> _Task prompt_
Can all of these lines be returned exactly?

> _Dataset excerpt_
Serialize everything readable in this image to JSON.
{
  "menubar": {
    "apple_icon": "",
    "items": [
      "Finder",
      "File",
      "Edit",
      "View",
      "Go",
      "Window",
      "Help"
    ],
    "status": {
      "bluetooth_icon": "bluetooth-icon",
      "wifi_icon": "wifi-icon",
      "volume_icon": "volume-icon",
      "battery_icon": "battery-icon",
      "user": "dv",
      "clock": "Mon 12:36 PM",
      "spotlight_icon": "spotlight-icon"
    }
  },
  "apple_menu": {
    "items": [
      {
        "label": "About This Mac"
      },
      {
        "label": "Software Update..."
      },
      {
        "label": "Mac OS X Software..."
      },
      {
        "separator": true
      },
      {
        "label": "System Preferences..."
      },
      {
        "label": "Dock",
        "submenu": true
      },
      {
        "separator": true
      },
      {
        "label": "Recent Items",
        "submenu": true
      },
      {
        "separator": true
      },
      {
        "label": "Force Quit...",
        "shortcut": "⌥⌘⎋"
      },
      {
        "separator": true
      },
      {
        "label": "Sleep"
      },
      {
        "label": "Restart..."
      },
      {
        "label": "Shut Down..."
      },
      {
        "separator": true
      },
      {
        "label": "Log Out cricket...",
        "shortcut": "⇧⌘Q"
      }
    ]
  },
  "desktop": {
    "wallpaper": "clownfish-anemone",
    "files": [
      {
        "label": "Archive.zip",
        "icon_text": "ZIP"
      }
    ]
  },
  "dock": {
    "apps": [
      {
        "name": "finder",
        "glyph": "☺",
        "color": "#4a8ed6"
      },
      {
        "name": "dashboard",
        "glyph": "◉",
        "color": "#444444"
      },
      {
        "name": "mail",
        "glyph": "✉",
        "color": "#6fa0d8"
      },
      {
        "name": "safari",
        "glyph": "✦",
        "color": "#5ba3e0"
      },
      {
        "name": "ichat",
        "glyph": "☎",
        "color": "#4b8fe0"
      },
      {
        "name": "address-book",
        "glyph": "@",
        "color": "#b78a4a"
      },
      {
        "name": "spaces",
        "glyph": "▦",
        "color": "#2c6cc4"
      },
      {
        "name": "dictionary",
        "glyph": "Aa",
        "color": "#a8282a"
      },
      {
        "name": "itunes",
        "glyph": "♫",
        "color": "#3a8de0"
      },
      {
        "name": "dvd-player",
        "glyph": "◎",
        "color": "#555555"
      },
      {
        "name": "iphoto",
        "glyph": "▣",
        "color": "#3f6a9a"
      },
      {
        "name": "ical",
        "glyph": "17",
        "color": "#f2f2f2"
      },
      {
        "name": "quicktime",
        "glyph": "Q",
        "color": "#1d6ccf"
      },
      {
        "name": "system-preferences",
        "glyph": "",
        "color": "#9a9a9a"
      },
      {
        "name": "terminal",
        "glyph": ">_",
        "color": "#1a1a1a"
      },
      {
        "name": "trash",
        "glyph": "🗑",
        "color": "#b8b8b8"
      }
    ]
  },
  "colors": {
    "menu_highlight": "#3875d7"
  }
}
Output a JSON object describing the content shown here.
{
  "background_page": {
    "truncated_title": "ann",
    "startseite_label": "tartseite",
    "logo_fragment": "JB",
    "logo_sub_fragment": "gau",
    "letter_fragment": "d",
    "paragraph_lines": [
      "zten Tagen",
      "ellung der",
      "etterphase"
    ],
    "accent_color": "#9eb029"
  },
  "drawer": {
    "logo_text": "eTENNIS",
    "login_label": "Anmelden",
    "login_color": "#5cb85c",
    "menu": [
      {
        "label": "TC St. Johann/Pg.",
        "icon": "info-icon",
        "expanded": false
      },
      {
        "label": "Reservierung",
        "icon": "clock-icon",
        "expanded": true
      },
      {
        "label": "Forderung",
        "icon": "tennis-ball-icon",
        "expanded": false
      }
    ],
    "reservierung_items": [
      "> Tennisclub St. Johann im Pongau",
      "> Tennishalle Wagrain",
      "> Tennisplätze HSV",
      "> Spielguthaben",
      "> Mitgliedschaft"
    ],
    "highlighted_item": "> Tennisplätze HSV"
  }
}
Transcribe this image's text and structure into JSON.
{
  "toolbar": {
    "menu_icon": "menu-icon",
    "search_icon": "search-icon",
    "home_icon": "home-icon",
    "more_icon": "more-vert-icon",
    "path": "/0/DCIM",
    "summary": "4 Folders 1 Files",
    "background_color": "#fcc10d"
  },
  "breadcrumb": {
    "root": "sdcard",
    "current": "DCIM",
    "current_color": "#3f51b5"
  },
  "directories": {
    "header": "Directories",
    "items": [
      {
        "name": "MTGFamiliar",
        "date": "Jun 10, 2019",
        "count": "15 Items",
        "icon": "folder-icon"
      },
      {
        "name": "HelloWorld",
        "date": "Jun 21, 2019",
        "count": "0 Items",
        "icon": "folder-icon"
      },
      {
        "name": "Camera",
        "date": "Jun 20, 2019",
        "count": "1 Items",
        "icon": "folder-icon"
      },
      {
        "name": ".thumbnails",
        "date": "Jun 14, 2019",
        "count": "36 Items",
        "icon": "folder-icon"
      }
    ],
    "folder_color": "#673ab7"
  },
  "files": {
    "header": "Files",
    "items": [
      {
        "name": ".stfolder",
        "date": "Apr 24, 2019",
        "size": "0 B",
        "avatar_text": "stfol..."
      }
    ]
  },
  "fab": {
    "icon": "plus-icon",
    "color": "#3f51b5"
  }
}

> _Expected answer_
Serialize everything readable in this image to JSON.
{
  "menubar": {
    "apple_icon": "",
    "items": [
      "Finder",
      "File",
      "Edit",
      "View",
      "Go",
      "Window",
      "Help"
    ],
    "status": {
      "bluetooth_icon": "bluetooth-icon",
      "wifi_icon": "wifi-icon",
      "volume_icon": "volume-icon",
      "battery_icon": "battery-icon",
      "user": "dv",
      "clock": "Mon 12:36 PM",
      "spotlight_icon": "spotlight-icon"
    }
  },
  "apple_menu": {
    "items": [
      {
        "label": "About This Mac"
      },
      {
        "label": "Software Update..."
      },
      {
        "label": "Mac OS X Software..."
      },
      {
        "separator": true
      },
      {
        "label": "System Preferences..."
      },
      {
        "label": "Dock",
        "submenu": true
      },
      {
        "separator": true
      },
      {
        "label": "Recent Items",
        "submenu": true
      },
      {
        "separator": true
      },
      {
        "label": "Force Quit...",
        "shortcut": "⌥⌘⎋"
      },
      {
        "separator": true
      },
      {
        "label": "Sleep"
      },
      {
        "label": "Restart..."
      },
      {
        "label": "Shut Down..."
      },
      {
        "separator": true
      },
      {
        "label": "Log Out cricket...",
        "shortcut": "⇧⌘Q"
      }
    ]
  },
  "desktop": {
    "wallpaper": "clownfish-anemone",
    "files": [
      {
        "label": "Archive.zip",
        "icon_text": "ZIP"
      }
    ]
  },
  "dock": {
    "apps": [
      {
        "name": "finder",
        "glyph": "☺",
        "color": "#4a8ed6"
      },
      {
        "name": "dashboard",
        "glyph": "◉",
        "color": "#444444"
      },
      {
        "name": "mail",
        "glyph": "✉",
        "color": "#6fa0d8"
      },
      {
        "name": "safari",
        "glyph": "✦",
        "color": "#5ba3e0"
      },
      {
        "name": "ichat",
        "glyph": "☎",
        "color": "#4b8fe0"
      },
      {
        "name": "address-book",
        "glyph": "@",
        "color": "#b78a4a"
      },
      {
        "name": "spaces",
        "glyph": "▦",
        "color": "#2c6cc4"
      },
      {
        "name": "dictionary",
        "glyph": "Aa",
        "color": "#a8282a"
      },
      {
        "name": "itunes",
        "glyph": "♫",
        "color": "#3a8de0"
      },
      {
        "name": "dvd-player",
        "glyph": "◎",
        "color": "#555555"
      },
      {
        "name": "iphoto",
        "glyph": "▣",
        "color": "#3f6a9a"
      },
      {
        "name": "ical",
        "glyph": "17",
        "color": "#f2f2f2"
      },
      {
        "name": "quicktime",
        "glyph": "Q",
        "color": "#1d6ccf"
      },
      {
        "name": "system-preferences",
        "glyph": "",
        "color": "#9a9a9a"
      },
      {
        "name": "terminal",
        "glyph": ">_",
        "color": "#1a1a1a"
      },
      {
        "name": "trash",
        "glyph": "🗑",
        "color": "#b8b8b8"
      }
    ]
  },
  "colors": {
    "menu_highlight": "#3875d7"
  }
}
Output a JSON object describing the content shown here.
{
  "background_page": {
    "truncated_title": "ann",
    "startseite_label": "tartseite",
    "logo_fragment": "JB",
    "logo_sub_fragment": "gau",
    "letter_fragment": "d",
    "paragraph_lines": [
      "zten Tagen",
      "ellung der",
      "etterphase"
    ],
    "accent_color": "#9eb029"
  },
  "drawer": {
    "logo_text": "eTENNIS",
    "login_label": "Anmelden",
    "login_color": "#5cb85c",
    "menu": [
      {
        "label": "TC St. Johann/Pg.",
        "icon": "info-icon",
        "expanded": false
      },
      {
        "label": "Reservierung",
        "icon": "clock-icon",
        "expanded": true
      },
      {
        "label": "Forderung",
        "icon": "tennis-ball-icon",
        "expanded": false
      }
    ],
    "reservierung_items": [
      "> Tennisclub St. Johann im Pongau",
      "> Tennishalle Wagrain",
      "> Tennisplätze HSV",
      "> Spielguthaben",
      "> Mitgliedschaft"
    ],
    "highlighted_item": "> Tennisplätze HSV"
  }
}
Transcribe this image's text and structure into JSON.
{
  "toolbar": {
    "menu_icon": "menu-icon",
    "search_icon": "search-icon",
    "home_icon": "home-icon",
    "more_icon": "more-vert-icon",
    "path": "/0/DCIM",
    "summary": "4 Folders 1 Files",
    "background_color": "#fcc10d"
  },
  "breadcrumb": {
    "root": "sdcard",
    "current": "DCIM",
    "current_color": "#3f51b5"
  },
  "directories": {
    "header": "Directories",
    "items": [
      {
        "name": "MTGFamiliar",
        "date": "Jun 10, 2019",
        "count": "15 Items",
        "icon": "folder-icon"
      },
      {
        "name": "HelloWorld",
        "date": "Jun 21, 2019",
        "count": "0 Items",
        "icon": "folder-icon"
      },
      {
        "name": "Camera",
        "date": "Jun 20, 2019",
        "count": "1 Items",
        "icon": "folder-icon"
      },
      {
        "name": ".thumbnails",
        "date": "Jun 14, 2019",
        "count": "36 Items",
        "icon": "folder-icon"
      }
    ],
    "folder_color": "#673ab7"
  },
  "files": {
    "header": "Files",
    "items": [
      {
        "name": ".stfolder",
        "date": "Apr 24, 2019",
        "size": "0 B",
        "avatar_text": "stfol..."
      }
    ]
  },
  "fab": {
    "icon": "plus-icon",
    "color": "#3f51b5"
  }
}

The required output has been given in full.